* WORK TO DO
Determine the number of lines that have the string "mapping" in them, and give only that number.

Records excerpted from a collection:
|---|

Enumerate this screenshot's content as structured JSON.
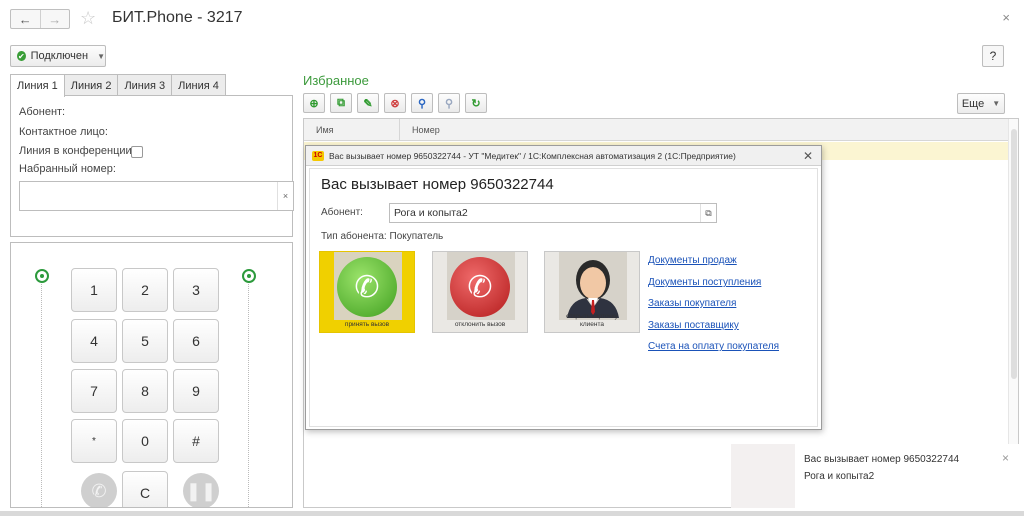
{
  "window": {
    "title": "БИТ.Phone - 3217",
    "back_icon": "←",
    "forward_icon": "→",
    "favorite_icon": "☆",
    "close_icon": "×"
  },
  "status": {
    "label": "Подключен",
    "color": "#3a9e38"
  },
  "help": {
    "label": "?"
  },
  "lines": {
    "tabs": [
      {
        "label": "Линия 1",
        "active": true
      },
      {
        "label": "Линия 2",
        "active": false
      },
      {
        "label": "Линия 3",
        "active": false
      },
      {
        "label": "Линия 4",
        "active": false
      }
    ],
    "subscriber_label": "Абонент:",
    "contact_label": "Контактное лицо:",
    "conference_label": "Линия в конференции:",
    "conference_checked": false,
    "dialed_label": "Набранный номер:",
    "dialed_value": "",
    "clear_icon": "×"
  },
  "keypad": {
    "keys": [
      "1",
      "2",
      "3",
      "4",
      "5",
      "6",
      "7",
      "8",
      "9",
      "*",
      "0",
      "#"
    ],
    "clear_key": "C"
  },
  "favorites": {
    "title": "Избранное",
    "more_label": "Еще",
    "columns": [
      "Имя",
      "Номер"
    ],
    "toolbar_icons": [
      "add-icon",
      "copy-icon",
      "edit-icon",
      "delete-icon",
      "search-icon",
      "search-cancel-icon",
      "refresh-icon"
    ]
  },
  "dialog": {
    "title": "Вас вызывает номер 9650322744 - УТ \"Медитек\" / 1С:Комплексная автоматизация 2  (1С:Предприятие)",
    "logo": "1С",
    "heading": "Вас вызывает номер 9650322744",
    "subscriber_label": "Абонент:",
    "subscriber_value": "Рога и копыта2",
    "type_label": "Тип абонента:",
    "type_value": "Покупатель",
    "accept_caption": "принять вызов",
    "reject_caption": "отклонить вызов",
    "card_caption": "открыть карточку клиента",
    "links": [
      "Документы продаж",
      "Документы поступления",
      "Заказы покупателя",
      "Заказы поставщику",
      "Счета на оплату покупателя"
    ]
  },
  "notification": {
    "title": "Вас вызывает номер 9650322744",
    "text": "Рога и копыта2"
  },
  "colors": {
    "accent_green": "#3c9a3c",
    "link_blue": "#1a52b8",
    "accept_yellow": "#f0d000",
    "selected_row": "#fbf5d2"
  }
}
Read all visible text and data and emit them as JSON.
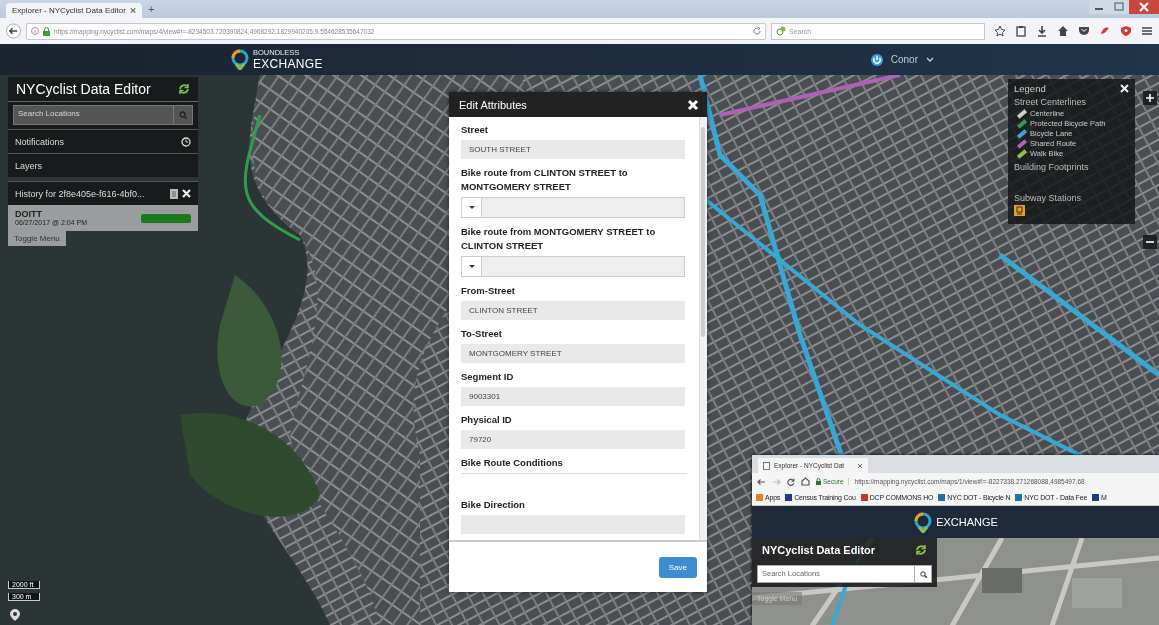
{
  "browser": {
    "tab_title": "Explorer - NYCyclist Data Editor",
    "new_tab": "+",
    "url": "https://mapping.nycyclist.com/maps/4/view#!=-8234503.720390824,4968292.1829940205,9.554628535647032",
    "search_placeholder": "Search"
  },
  "header": {
    "logo_small": "BOUNDLESS",
    "logo": "EXCHANGE",
    "user": "Conor"
  },
  "sidebar": {
    "title": "NYCyclist Data Editor",
    "search_placeholder": "Search Locations",
    "items": [
      {
        "label": "Notifications",
        "kind": "clock"
      },
      {
        "label": "Layers",
        "kind": "plain"
      },
      {
        "label": "History for 2f8e405e-f616-4bf0...",
        "kind": "history"
      }
    ],
    "history_entry": {
      "author": "DOITT",
      "time": "06/27/2017 @ 2:04 PM"
    },
    "toggle": "Toggle Menu"
  },
  "dialog": {
    "title": "Edit Attributes",
    "fields": [
      {
        "label": "Street",
        "kind": "text",
        "value": "SOUTH STREET"
      },
      {
        "label": "Bike route from CLINTON STREET to MONTGOMERY STREET",
        "kind": "select"
      },
      {
        "label": "Bike route from MONTGOMERY STREET to CLINTON STREET",
        "kind": "select"
      },
      {
        "label": "From-Street",
        "kind": "text",
        "value": "CLINTON STREET"
      },
      {
        "label": "To-Street",
        "kind": "text",
        "value": "MONTGOMERY STREET"
      },
      {
        "label": "Segment ID",
        "kind": "text",
        "value": "9003301"
      },
      {
        "label": "Physical ID",
        "kind": "text",
        "value": "79720"
      },
      {
        "label": "Bike Route Conditions",
        "kind": "group"
      },
      {
        "label": "Bike Direction",
        "kind": "text"
      }
    ],
    "save": "Save"
  },
  "legend": {
    "title": "Legend",
    "sections": [
      {
        "title": "Street Centerlines",
        "items": [
          {
            "label": "Centerline",
            "color": "#cfcfcf"
          },
          {
            "label": "Protected Bicycle Path",
            "color": "#2f9e4c"
          },
          {
            "label": "Bicycle Lane",
            "color": "#37a8d4"
          },
          {
            "label": "Shared Route",
            "color": "#b061b5"
          },
          {
            "label": "Walk Bike",
            "color": "#8cc04a"
          }
        ]
      },
      {
        "title": "Building Footprints"
      },
      {
        "title": "Subway Stations",
        "kind": "subway"
      }
    ]
  },
  "map": {
    "scale": [
      "2000 ft",
      "300 m"
    ]
  },
  "inset": {
    "tab_title": "Explorer - NYCyclist Dat",
    "secure": "Secure",
    "url": "https://mapping.nycyclist.com/maps/1/view#!=-8227338.271268088,4985497.68",
    "bookmarks": [
      "Apps",
      "Census Training Cou",
      "DCP COMMONS HO",
      "NYC DOT - Bicycle N",
      "NYC DOT - Data Fee",
      "M"
    ],
    "logo": "EXCHANGE",
    "title": "NYCyclist Data Editor",
    "search_placeholder": "Search Locations",
    "toggle": "Toggle Menu"
  }
}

|---|

* RESULT FOR THIS TASK
2